AIM
Transcribe the full listing below exactly.

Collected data
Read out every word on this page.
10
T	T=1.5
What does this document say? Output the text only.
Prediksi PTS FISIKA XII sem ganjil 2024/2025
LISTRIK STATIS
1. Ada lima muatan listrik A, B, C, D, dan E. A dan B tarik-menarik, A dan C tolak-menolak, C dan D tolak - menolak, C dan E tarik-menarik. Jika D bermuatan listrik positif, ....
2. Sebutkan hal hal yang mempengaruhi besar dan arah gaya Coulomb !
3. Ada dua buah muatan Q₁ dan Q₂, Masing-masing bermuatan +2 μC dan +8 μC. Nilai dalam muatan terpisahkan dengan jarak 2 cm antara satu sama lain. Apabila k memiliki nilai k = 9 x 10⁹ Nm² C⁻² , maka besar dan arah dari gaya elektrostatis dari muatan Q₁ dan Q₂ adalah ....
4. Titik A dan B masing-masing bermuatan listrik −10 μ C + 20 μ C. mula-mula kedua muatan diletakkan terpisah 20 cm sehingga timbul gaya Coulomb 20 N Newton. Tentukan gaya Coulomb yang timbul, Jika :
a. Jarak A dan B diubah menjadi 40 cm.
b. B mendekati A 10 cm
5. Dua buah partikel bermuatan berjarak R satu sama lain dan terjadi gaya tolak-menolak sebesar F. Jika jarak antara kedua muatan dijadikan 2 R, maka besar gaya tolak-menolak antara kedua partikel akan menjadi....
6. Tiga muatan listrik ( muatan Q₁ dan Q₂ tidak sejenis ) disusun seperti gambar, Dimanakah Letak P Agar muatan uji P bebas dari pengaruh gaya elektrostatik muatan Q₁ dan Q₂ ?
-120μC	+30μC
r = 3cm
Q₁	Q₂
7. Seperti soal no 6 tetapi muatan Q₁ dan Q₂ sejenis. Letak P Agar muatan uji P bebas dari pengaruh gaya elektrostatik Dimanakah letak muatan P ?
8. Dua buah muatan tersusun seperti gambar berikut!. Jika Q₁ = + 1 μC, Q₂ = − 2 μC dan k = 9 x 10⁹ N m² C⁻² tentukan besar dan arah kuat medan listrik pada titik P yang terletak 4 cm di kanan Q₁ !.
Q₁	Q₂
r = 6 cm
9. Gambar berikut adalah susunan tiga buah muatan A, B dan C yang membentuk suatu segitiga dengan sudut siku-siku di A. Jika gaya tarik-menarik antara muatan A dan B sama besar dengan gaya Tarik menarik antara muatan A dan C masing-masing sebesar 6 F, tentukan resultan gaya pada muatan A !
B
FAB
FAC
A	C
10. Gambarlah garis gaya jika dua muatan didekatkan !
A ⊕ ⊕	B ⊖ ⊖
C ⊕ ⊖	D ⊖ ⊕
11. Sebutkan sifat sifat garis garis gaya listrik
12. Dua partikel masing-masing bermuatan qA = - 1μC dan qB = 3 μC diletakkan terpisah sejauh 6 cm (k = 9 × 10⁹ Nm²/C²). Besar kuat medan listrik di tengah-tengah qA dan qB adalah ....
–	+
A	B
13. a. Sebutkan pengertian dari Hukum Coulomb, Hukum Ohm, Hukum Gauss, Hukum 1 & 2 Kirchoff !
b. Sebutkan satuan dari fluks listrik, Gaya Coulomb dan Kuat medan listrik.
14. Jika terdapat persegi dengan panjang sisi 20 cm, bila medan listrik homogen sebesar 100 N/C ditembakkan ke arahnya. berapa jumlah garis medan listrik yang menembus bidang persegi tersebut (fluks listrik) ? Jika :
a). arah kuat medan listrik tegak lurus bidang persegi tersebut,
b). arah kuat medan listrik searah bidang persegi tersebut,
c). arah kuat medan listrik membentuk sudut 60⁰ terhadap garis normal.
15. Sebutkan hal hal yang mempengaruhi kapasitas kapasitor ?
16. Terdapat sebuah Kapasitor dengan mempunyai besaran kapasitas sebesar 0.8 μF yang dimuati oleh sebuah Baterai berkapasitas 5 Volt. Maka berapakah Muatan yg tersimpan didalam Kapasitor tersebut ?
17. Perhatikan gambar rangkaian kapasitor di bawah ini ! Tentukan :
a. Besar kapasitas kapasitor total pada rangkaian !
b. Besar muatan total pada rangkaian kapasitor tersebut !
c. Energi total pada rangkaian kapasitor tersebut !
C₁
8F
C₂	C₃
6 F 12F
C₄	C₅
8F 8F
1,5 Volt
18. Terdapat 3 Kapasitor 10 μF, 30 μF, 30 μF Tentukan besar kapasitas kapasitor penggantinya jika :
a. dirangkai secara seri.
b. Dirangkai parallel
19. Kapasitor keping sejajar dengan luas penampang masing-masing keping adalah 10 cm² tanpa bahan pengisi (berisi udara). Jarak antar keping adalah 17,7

RESPONSE TO THE TASK
Read out every word on this page.
10
T	T=1.5
What does this document say? Output the text only.
Prediksi PTS FISIKA XII sem ganjil 2024/2025
LISTRIK STATIS
1. Ada lima muatan listrik A, B, C, D, dan E. A dan B tarik-menarik, A dan C tolak-menolak, C dan D tolak - menolak, C dan E tarik-menarik. Jika D bermuatan listrik positif, ....
2. Sebutkan hal hal yang mempengaruhi besar dan arah gaya Coulomb !
3. Ada dua buah muatan Q₁ dan Q₂, Masing-masing bermuatan +2 μC dan +8 μC. Nilai dalam muatan terpisahkan dengan jarak 2 cm antara satu sama lain. Apabila k memiliki nilai k = 9 x 10⁹ Nm² C⁻² , maka besar dan arah dari gaya elektrostatis dari muatan Q₁ dan Q₂ adalah ....
4. Titik A dan B masing-masing bermuatan listrik −10 μ C + 20 μ C. mula-mula kedua muatan diletakkan terpisah 20 cm sehingga timbul gaya Coulomb 20 N Newton. Tentukan gaya Coulomb yang timbul, Jika :
a. Jarak A dan B diubah menjadi 40 cm.
b. B mendekati A 10 cm
5. Dua buah partikel bermuatan berjarak R satu sama lain dan terjadi gaya tolak-menolak sebesar F. Jika jarak antara kedua muatan dijadikan 2 R, maka besar gaya tolak-menolak antara kedua partikel akan menjadi....
6. Tiga muatan listrik ( muatan Q₁ dan Q₂ tidak sejenis ) disusun seperti gambar, Dimanakah Letak P Agar muatan uji P bebas dari pengaruh gaya elektrostatik muatan Q₁ dan Q₂ ?
-120μC	+30μC
r = 3cm
Q₁	Q₂
7. Seperti soal no 6 tetapi muatan Q₁ dan Q₂ sejenis. Letak P Agar muatan uji P bebas dari pengaruh gaya elektrostatik Dimanakah letak muatan P ?
8. Dua buah muatan tersusun seperti gambar berikut!. Jika Q₁ = + 1 μC, Q₂ = − 2 μC dan k = 9 x 10⁹ N m² C⁻² tentukan besar dan arah kuat medan listrik pada titik P yang terletak 4 cm di kanan Q₁ !.
Q₁	Q₂
r = 6 cm
9. Gambar berikut adalah susunan tiga buah muatan A, B dan C yang membentuk suatu segitiga dengan sudut siku-siku di A. Jika gaya tarik-menarik antara muatan A dan B sama besar dengan gaya Tarik menarik antara muatan A dan C masing-masing sebesar 6 F, tentukan resultan gaya pada muatan A !
B
FAB
FAC
A	C
10. Gambarlah garis gaya jika dua muatan didekatkan !
A ⊕ ⊕	B ⊖ ⊖
C ⊕ ⊖	D ⊖ ⊕
11. Sebutkan sifat sifat garis garis gaya listrik
12. Dua partikel masing-masing bermuatan qA = - 1μC dan qB = 3 μC diletakkan terpisah sejauh 6 cm (k = 9 × 10⁹ Nm²/C²). Besar kuat medan listrik di tengah-tengah qA dan qB adalah ....
–	+
A	B
13. a. Sebutkan pengertian dari Hukum Coulomb, Hukum Ohm, Hukum Gauss, Hukum 1 & 2 Kirchoff !
b. Sebutkan satuan dari fluks listrik, Gaya Coulomb dan Kuat medan listrik.
14. Jika terdapat persegi dengan panjang sisi 20 cm, bila medan listrik homogen sebesar 100 N/C ditembakkan ke arahnya. berapa jumlah garis medan listrik yang menembus bidang persegi tersebut (fluks listrik) ? Jika :
a). arah kuat medan listrik tegak lurus bidang persegi tersebut,
b). arah kuat medan listrik searah bidang persegi tersebut,
c). arah kuat medan listrik membentuk sudut 60⁰ terhadap garis normal.
15. Sebutkan hal hal yang mempengaruhi kapasitas kapasitor ?
16. Terdapat sebuah Kapasitor dengan mempunyai besaran kapasitas sebesar 0.8 μF yang dimuati oleh sebuah Baterai berkapasitas 5 Volt. Maka berapakah Muatan yg tersimpan didalam Kapasitor tersebut ?
17. Perhatikan gambar rangkaian kapasitor di bawah ini ! Tentukan :
a. Besar kapasitas kapasitor total pada rangkaian !
b. Besar muatan total pada rangkaian kapasitor tersebut !
c. Energi total pada rangkaian kapasitor tersebut !
C₁
8F
C₂	C₃
6 F 12F
C₄	C₅
8F 8F
1,5 Volt
18. Terdapat 3 Kapasitor 10 μF, 30 μF, 30 μF Tentukan besar kapasitas kapasitor penggantinya jika :
a. dirangkai secara seri.
b. Dirangkai parallel
19. Kapasitor keping sejajar dengan luas penampang masing-masing keping adalah 10 cm² tanpa bahan pengisi (berisi udara). Jarak antar keping adalah 17,7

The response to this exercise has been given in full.